▶ [Direction]: Which lines below hold the word "about"? Copy all of them.

[Dataset entries]
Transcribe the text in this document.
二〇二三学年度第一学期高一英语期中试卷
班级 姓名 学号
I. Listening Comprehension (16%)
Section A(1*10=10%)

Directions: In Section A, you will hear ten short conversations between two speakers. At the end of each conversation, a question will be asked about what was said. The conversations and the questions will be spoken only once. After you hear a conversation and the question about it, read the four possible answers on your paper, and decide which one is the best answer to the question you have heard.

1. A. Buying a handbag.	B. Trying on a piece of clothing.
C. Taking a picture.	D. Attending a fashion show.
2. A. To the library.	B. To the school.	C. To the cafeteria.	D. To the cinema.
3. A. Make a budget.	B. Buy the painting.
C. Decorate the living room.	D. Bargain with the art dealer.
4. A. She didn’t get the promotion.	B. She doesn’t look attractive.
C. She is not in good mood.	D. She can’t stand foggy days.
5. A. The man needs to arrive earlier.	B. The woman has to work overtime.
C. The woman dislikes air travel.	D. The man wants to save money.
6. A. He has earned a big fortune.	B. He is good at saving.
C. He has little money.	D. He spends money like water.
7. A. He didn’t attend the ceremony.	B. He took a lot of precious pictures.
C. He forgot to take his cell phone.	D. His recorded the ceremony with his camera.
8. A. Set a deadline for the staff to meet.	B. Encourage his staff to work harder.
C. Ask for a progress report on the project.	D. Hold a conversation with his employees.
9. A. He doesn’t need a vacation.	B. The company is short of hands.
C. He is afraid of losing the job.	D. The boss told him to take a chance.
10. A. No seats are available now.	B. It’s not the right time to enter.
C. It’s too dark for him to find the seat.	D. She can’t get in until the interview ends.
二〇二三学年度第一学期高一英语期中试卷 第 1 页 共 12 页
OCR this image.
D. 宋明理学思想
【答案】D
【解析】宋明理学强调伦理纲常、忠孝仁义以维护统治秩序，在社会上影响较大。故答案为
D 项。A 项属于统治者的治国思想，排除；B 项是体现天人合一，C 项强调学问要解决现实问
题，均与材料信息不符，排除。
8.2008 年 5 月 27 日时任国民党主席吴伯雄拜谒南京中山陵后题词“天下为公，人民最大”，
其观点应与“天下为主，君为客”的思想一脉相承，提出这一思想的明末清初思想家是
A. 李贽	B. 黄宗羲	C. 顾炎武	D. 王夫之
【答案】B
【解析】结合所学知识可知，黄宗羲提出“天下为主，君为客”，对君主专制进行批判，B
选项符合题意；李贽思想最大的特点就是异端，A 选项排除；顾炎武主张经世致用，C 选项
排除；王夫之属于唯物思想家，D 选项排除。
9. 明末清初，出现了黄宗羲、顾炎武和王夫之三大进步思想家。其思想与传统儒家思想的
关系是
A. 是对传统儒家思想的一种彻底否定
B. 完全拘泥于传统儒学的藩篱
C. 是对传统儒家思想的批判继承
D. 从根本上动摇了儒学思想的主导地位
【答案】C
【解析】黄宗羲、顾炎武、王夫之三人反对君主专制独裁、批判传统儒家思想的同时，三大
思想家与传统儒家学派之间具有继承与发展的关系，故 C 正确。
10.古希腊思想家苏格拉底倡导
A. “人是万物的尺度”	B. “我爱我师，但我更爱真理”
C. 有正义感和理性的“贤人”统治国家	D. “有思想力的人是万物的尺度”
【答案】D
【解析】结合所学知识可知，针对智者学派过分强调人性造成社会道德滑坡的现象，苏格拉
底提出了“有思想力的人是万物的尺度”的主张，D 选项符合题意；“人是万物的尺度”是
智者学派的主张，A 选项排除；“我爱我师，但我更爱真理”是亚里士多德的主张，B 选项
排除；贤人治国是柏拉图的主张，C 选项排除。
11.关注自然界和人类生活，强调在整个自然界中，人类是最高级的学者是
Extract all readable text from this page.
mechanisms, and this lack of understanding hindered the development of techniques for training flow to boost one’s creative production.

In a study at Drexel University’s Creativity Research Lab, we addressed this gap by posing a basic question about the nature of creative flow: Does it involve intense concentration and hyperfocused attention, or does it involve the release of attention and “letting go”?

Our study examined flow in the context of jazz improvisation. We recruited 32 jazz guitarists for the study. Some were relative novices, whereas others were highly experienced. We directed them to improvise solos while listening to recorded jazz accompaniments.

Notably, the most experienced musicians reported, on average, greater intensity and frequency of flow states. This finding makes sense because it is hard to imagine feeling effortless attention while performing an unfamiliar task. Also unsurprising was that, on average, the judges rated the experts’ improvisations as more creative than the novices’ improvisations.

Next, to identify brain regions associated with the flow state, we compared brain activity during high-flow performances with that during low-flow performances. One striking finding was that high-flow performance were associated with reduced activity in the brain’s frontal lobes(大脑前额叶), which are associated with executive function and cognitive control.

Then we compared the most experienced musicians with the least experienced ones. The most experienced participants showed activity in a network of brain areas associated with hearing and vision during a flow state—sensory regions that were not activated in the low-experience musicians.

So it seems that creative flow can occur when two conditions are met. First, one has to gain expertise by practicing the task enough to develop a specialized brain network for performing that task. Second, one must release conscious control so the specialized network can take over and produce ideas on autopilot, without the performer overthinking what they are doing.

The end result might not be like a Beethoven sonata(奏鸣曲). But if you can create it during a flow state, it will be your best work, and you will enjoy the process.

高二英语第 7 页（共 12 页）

▶ [Full output]:
Directions: In Section A, you will hear ten short conversations between two speakers. At the end of each conversation, a question will be asked about what was said. The conversations and the questions will be spoken only once. After you hear a conversation and the question about it, read the four possible answers on your paper, and decide which one is the best answer to the question you have heard.
In a study at Drexel University’s Creativity Research Lab, we addressed this gap by posing a basic question about the nature of creative flow: Does it involve intense concentration and hyperfocused attention, or does it involve the release of attention and “letting go”?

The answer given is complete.